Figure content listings
..............................

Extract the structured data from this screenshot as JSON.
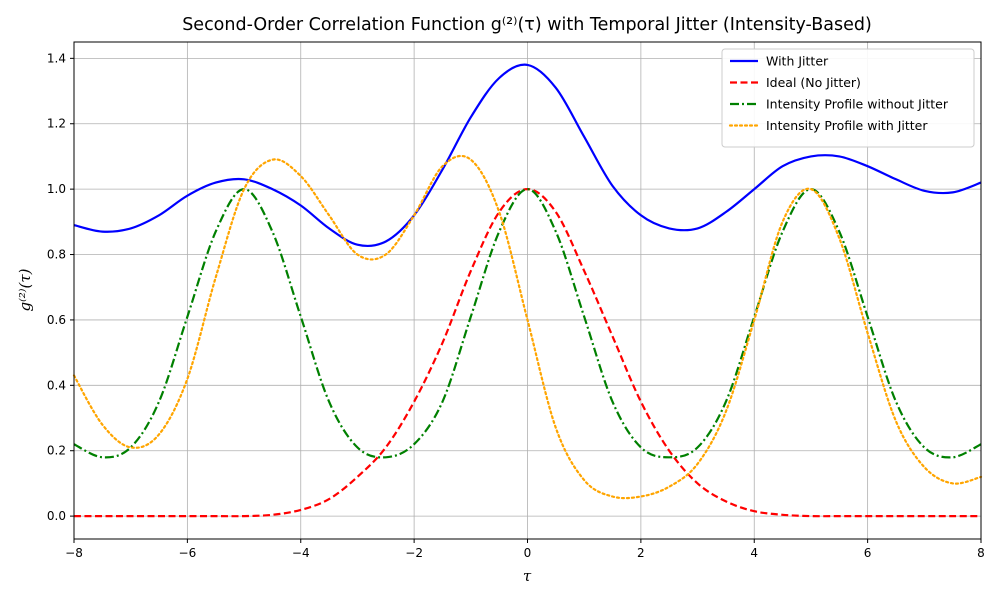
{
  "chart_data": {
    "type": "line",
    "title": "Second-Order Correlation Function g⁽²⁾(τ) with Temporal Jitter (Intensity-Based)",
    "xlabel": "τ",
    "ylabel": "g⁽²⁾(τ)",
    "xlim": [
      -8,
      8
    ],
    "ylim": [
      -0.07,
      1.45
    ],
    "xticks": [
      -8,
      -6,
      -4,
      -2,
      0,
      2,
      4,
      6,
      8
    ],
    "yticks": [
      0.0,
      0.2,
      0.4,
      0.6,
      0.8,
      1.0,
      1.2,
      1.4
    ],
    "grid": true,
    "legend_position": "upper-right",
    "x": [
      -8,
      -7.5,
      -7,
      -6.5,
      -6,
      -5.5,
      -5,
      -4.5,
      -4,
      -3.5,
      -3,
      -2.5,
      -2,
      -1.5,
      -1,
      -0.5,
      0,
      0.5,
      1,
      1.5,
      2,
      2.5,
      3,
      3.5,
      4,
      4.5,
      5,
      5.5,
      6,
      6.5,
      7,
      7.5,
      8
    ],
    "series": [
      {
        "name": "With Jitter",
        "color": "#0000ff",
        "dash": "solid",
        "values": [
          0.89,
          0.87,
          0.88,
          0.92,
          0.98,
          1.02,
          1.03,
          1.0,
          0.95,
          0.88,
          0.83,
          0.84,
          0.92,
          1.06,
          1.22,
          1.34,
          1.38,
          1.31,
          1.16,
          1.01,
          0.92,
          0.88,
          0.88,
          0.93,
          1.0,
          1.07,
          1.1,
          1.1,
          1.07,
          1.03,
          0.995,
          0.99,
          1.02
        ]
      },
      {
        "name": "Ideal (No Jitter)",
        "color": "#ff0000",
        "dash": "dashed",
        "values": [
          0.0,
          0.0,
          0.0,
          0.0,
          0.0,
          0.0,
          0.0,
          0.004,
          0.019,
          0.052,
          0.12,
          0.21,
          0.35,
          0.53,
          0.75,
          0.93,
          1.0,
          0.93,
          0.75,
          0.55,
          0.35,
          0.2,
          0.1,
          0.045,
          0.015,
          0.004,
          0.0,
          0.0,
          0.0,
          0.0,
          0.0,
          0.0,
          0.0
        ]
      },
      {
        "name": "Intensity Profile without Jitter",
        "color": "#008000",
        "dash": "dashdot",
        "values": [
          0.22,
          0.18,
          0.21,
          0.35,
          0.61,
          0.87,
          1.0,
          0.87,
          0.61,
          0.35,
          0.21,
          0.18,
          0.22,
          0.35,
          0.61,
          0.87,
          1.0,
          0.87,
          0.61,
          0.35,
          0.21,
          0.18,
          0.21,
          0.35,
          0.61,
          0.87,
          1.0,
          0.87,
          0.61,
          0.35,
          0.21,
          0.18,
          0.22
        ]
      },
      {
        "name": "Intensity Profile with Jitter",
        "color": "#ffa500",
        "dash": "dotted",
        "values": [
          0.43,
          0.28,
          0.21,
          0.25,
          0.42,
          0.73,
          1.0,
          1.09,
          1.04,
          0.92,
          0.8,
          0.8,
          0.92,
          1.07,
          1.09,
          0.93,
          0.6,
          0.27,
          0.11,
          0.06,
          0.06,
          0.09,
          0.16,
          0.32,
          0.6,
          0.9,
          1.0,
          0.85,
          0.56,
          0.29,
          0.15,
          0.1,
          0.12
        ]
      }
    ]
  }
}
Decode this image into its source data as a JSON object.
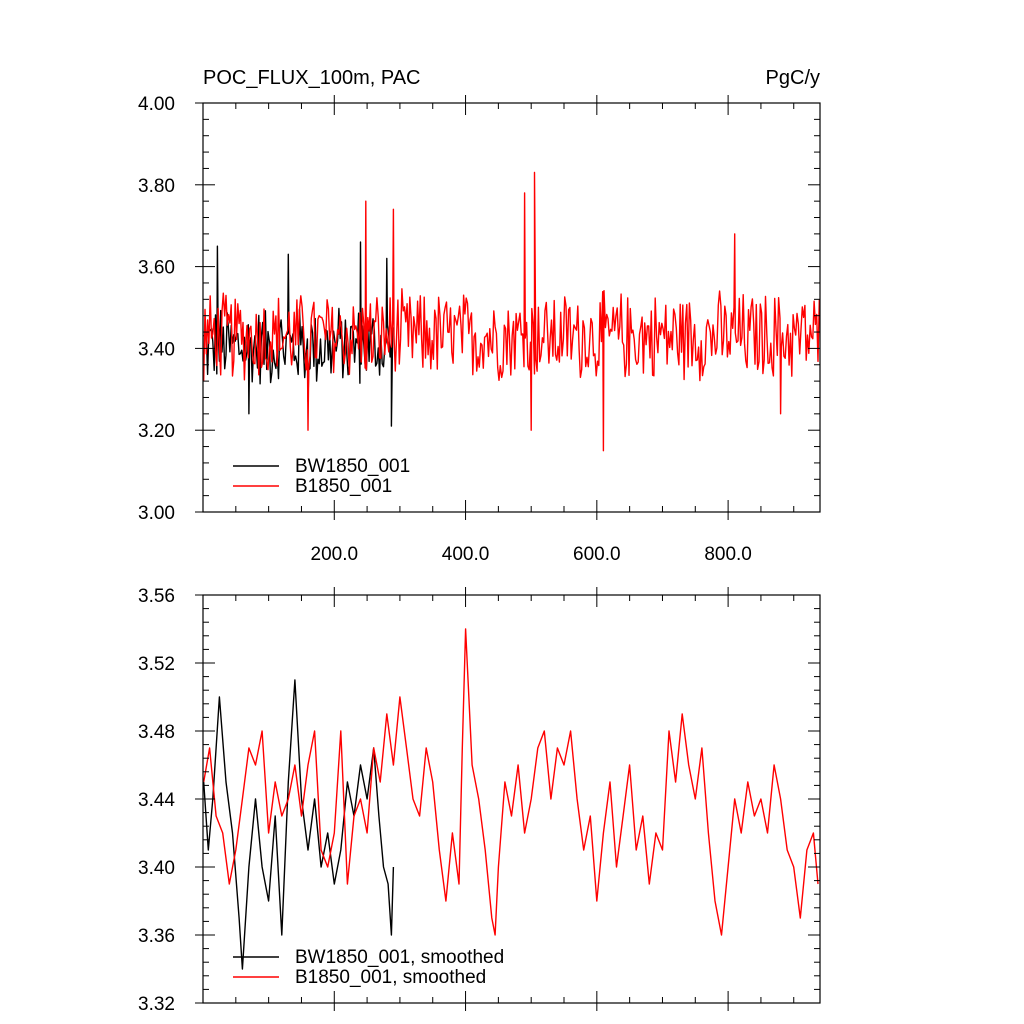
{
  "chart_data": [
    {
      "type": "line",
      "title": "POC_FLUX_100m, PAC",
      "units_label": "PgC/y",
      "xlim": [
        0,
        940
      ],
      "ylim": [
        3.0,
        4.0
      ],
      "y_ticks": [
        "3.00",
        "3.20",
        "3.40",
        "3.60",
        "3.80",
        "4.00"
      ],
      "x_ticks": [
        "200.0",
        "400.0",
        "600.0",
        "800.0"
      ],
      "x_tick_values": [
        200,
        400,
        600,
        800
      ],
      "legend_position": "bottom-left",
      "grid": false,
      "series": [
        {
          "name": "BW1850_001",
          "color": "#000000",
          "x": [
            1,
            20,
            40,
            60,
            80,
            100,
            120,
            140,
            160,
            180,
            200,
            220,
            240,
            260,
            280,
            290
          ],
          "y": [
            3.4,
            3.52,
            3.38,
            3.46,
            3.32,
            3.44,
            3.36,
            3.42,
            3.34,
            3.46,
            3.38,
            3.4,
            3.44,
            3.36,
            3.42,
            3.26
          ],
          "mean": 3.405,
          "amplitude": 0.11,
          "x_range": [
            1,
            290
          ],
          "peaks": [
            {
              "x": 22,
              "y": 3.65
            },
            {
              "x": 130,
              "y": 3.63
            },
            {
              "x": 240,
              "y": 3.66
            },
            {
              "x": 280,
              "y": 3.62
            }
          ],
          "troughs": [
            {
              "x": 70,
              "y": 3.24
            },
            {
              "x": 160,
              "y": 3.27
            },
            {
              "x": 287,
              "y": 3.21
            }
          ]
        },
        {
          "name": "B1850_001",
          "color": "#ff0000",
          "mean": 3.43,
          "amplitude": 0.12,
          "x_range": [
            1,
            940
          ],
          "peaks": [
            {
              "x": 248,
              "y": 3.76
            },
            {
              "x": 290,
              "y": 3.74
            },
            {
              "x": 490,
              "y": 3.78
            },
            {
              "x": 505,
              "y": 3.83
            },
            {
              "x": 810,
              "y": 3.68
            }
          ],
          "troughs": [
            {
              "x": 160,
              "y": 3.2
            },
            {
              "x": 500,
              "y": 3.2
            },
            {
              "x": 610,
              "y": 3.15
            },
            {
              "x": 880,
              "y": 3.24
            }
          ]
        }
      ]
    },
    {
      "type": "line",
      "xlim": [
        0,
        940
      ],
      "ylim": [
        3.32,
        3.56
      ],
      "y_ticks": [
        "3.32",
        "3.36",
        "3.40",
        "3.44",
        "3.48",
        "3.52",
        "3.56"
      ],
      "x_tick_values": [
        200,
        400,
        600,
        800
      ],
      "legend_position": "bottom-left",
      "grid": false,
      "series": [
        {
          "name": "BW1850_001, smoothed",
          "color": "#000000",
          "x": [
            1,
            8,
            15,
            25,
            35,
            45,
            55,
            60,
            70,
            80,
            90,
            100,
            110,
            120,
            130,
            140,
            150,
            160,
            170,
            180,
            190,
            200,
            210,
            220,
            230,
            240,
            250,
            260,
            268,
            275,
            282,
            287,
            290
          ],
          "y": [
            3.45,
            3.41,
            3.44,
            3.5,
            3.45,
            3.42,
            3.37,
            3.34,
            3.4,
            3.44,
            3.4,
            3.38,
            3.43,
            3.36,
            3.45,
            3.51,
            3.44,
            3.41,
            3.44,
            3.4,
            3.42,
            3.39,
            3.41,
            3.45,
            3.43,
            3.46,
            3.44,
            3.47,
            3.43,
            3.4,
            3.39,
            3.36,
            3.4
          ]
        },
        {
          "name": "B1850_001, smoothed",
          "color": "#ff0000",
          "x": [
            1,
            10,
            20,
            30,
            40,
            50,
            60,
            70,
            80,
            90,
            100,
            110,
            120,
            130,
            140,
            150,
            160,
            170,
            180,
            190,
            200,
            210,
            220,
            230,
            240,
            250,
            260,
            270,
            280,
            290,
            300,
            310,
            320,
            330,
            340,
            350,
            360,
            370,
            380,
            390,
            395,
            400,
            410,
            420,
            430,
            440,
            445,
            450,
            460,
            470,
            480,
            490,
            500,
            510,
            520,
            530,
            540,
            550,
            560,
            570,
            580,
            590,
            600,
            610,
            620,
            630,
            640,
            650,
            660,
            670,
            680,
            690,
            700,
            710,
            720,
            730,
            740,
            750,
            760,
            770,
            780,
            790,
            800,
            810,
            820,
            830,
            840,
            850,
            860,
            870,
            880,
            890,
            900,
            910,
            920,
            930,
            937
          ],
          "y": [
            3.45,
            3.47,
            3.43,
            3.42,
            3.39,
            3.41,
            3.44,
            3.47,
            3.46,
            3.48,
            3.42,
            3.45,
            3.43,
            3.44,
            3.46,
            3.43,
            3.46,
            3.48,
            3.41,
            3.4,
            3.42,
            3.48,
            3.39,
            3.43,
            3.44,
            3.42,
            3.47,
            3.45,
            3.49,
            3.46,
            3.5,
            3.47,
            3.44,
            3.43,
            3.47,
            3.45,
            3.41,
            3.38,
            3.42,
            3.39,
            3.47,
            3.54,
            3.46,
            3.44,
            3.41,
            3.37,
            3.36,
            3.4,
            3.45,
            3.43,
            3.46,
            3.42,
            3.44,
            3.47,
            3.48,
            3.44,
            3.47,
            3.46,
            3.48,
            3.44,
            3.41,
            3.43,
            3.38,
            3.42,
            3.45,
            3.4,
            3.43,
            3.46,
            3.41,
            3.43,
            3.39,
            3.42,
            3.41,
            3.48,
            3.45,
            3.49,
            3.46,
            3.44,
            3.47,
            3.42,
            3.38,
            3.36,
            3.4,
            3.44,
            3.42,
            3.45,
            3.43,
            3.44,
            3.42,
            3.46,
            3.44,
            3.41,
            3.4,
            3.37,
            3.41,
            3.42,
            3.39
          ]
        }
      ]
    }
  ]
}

..............................

__WHAT THE EXERCISE ASKS__:
Of all the lines in the data above, state how many include "title". Say only the number.

__FINAL ANSWER__:
2